→ **Directions**
Beginning with the line that contains "Parse this screenshot: output", extract each line through the end of the listing below, with no additions or omissions.
── Excerpted data ──
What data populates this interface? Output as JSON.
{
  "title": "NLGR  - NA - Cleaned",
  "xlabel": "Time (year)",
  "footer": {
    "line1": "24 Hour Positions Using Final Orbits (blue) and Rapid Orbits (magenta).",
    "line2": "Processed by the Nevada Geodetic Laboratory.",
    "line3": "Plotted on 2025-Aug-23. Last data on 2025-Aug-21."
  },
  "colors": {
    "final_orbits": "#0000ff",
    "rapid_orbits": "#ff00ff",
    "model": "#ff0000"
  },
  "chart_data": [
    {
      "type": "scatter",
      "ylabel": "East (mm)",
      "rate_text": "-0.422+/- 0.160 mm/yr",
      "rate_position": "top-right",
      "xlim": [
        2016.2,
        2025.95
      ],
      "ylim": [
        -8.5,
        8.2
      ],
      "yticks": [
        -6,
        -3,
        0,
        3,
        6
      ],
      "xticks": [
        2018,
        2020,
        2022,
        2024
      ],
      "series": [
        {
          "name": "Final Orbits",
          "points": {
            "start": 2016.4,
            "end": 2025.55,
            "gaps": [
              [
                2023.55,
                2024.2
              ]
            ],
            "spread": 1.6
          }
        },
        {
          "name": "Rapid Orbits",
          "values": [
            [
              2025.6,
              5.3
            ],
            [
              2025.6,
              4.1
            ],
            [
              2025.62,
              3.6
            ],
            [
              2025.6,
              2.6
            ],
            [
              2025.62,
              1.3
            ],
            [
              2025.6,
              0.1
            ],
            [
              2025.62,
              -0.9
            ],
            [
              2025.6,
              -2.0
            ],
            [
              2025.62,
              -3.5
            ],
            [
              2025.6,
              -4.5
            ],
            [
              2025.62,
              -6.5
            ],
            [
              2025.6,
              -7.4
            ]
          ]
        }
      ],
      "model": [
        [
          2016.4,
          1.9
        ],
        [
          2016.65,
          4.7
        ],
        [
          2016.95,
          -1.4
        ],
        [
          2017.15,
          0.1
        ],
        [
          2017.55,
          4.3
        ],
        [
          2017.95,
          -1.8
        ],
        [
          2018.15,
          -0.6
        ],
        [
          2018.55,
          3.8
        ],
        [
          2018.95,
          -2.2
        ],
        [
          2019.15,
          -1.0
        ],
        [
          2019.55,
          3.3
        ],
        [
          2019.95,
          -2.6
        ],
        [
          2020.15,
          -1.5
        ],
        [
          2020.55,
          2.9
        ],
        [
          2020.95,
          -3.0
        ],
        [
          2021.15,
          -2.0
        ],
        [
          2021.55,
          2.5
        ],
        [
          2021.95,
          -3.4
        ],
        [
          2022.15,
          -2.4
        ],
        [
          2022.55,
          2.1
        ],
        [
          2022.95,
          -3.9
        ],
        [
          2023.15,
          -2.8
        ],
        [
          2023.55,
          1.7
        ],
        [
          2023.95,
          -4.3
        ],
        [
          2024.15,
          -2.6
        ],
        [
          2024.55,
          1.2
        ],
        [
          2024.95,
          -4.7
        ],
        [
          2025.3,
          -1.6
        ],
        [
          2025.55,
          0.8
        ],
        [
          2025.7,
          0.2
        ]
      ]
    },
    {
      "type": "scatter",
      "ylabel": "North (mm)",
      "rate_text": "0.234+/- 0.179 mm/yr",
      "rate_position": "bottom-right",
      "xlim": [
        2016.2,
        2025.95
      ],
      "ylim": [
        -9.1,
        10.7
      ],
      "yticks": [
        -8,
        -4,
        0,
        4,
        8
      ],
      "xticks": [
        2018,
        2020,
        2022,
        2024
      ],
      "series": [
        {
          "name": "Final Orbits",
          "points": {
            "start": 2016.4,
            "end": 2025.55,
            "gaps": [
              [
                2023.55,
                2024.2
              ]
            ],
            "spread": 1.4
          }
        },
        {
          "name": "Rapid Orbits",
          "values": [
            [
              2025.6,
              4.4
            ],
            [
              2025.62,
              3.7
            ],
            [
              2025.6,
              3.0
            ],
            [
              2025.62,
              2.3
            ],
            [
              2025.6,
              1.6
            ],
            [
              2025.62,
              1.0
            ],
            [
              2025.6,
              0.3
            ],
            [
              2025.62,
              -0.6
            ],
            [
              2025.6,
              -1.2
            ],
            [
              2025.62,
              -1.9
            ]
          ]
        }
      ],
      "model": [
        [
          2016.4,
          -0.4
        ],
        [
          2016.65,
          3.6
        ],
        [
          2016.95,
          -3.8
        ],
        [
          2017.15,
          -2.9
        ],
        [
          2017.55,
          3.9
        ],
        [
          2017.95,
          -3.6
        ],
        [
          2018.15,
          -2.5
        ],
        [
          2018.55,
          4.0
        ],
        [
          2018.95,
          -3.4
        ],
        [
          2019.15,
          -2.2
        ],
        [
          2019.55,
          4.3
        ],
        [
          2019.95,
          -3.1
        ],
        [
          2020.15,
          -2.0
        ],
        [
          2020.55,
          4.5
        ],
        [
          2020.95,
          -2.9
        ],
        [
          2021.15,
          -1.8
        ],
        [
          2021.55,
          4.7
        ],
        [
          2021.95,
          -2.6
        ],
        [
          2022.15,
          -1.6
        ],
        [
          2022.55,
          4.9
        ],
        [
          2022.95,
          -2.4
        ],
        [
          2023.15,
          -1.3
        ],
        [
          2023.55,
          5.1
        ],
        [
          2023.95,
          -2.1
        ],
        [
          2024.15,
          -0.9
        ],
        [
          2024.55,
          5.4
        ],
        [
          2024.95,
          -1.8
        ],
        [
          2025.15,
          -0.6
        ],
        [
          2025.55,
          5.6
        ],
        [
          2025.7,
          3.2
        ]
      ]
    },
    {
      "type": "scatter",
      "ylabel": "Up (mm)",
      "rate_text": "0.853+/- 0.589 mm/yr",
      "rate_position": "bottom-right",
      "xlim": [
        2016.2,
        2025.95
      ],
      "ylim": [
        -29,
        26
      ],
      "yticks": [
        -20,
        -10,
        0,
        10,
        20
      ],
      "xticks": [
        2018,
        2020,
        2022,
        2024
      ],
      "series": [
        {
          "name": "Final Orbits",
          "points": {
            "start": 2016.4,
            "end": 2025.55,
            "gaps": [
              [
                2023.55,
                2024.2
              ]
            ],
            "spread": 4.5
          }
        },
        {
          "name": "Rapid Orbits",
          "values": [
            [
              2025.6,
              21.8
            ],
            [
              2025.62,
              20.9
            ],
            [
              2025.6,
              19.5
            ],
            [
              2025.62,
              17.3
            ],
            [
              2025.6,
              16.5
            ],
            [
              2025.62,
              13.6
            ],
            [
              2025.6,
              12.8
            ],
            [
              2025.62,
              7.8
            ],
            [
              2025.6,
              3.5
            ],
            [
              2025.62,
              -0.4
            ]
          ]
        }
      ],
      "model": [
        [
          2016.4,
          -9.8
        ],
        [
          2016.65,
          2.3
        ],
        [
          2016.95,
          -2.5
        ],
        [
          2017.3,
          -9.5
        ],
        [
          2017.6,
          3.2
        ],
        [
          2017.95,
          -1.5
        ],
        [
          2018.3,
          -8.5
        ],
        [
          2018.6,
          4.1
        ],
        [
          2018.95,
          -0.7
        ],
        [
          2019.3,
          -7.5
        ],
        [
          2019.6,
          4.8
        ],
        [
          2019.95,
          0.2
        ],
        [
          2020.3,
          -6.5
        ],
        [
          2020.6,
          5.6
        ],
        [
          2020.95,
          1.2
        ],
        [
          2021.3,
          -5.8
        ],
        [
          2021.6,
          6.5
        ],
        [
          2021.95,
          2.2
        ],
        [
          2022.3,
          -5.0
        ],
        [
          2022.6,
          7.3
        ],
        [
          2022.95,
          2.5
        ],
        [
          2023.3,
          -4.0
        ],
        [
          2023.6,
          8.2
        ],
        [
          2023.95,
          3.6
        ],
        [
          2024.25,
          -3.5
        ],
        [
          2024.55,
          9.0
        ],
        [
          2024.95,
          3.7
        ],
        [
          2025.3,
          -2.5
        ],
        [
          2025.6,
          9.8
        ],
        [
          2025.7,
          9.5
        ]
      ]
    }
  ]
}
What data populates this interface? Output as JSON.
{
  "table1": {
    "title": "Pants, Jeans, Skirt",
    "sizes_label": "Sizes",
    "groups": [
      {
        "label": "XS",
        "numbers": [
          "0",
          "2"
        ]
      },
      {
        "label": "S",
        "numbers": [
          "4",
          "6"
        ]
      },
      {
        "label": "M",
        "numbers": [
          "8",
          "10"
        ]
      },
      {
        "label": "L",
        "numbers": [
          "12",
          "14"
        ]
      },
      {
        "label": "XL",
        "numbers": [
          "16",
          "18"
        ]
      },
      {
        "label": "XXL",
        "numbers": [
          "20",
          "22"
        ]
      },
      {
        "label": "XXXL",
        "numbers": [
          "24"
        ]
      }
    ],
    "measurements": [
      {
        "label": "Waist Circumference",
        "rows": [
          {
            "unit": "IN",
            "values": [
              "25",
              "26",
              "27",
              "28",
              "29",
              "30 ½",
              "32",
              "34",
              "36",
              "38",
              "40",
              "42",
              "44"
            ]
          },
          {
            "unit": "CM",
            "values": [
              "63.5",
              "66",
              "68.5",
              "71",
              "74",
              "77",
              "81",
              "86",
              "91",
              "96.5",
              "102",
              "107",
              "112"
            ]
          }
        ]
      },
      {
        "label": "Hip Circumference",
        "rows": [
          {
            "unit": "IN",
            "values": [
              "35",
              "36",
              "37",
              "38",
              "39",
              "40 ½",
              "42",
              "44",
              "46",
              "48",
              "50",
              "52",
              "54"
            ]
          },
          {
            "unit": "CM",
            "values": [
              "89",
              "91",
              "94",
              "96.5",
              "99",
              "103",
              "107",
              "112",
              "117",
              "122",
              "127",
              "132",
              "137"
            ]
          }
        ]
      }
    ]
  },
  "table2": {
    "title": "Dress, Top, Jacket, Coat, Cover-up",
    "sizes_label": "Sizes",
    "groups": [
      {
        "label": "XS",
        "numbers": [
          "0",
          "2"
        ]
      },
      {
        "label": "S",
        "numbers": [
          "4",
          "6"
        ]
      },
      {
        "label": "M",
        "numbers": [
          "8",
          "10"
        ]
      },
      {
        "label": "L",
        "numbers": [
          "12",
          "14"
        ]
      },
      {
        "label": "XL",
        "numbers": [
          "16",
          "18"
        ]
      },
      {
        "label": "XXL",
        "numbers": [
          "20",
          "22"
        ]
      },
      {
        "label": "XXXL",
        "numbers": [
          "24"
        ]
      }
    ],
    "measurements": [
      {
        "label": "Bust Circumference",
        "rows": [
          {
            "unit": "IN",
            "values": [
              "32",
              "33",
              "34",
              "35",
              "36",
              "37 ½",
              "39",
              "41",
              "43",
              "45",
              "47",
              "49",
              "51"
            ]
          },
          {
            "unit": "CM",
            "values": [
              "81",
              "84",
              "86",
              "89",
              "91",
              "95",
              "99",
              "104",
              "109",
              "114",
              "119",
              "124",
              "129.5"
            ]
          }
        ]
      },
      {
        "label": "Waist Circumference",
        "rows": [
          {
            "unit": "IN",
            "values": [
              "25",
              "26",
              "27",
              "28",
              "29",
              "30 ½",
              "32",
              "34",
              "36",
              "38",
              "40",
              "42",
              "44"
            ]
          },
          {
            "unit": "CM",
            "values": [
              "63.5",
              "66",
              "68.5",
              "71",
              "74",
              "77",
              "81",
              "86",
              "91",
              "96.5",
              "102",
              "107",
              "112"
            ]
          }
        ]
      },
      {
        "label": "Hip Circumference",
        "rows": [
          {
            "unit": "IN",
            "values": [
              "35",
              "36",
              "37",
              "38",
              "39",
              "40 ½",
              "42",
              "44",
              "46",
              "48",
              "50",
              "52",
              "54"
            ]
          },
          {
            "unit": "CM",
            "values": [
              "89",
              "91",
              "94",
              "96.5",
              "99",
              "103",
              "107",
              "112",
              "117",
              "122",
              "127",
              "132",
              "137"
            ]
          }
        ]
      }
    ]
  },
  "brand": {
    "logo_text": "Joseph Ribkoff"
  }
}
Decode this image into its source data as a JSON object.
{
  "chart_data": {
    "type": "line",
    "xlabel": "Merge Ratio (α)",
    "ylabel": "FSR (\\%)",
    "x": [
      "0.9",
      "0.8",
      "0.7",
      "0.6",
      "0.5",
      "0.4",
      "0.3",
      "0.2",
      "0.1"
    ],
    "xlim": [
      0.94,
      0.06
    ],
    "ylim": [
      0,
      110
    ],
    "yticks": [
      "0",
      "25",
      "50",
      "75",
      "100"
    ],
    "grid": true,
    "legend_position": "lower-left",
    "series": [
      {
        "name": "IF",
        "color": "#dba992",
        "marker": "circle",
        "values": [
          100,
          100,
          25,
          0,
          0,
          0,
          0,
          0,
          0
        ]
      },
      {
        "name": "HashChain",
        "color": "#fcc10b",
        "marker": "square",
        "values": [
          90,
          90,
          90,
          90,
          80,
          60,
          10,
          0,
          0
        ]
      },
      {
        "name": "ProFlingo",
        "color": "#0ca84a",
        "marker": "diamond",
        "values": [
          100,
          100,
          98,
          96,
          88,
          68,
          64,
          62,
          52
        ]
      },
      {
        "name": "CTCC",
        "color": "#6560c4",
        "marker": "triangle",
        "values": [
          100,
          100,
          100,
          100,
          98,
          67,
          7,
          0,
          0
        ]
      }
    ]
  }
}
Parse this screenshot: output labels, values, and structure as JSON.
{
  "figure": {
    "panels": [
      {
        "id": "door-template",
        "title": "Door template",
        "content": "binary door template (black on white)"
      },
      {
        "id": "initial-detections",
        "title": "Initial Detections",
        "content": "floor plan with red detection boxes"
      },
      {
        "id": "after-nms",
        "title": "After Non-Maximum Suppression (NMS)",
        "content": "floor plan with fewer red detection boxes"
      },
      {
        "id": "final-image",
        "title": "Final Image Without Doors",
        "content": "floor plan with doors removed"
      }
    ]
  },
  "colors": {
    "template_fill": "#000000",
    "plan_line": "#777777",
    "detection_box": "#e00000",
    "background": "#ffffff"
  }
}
───
→ **Task result**
Parse this screenshot: output labels, values, and structure as JSON.
{
  "figure": {
    "panels": [
      {
        "id": "door-template",
        "title": "Door template",
        "content": "binary door template (black on white)"
      },
      {
        "id": "initial-detections",
        "title": "Initial Detections",
        "content": "floor plan with red detection boxes"
      },
      {
        "id": "after-nms",
        "title": "After Non-Maximum Suppression (NMS)",
        "content": "floor plan with fewer red detection boxes"
      },
      {
        "id": "final-image",
        "title": "Final Image Without Doors",
        "content": "floor plan with doors removed"
      }
    ]
  },
  "colors": {
    "template_fill": "#000000",
    "plan_line": "#777777",
    "detection_box": "#e00000",
    "background": "#ffffff"
  }
}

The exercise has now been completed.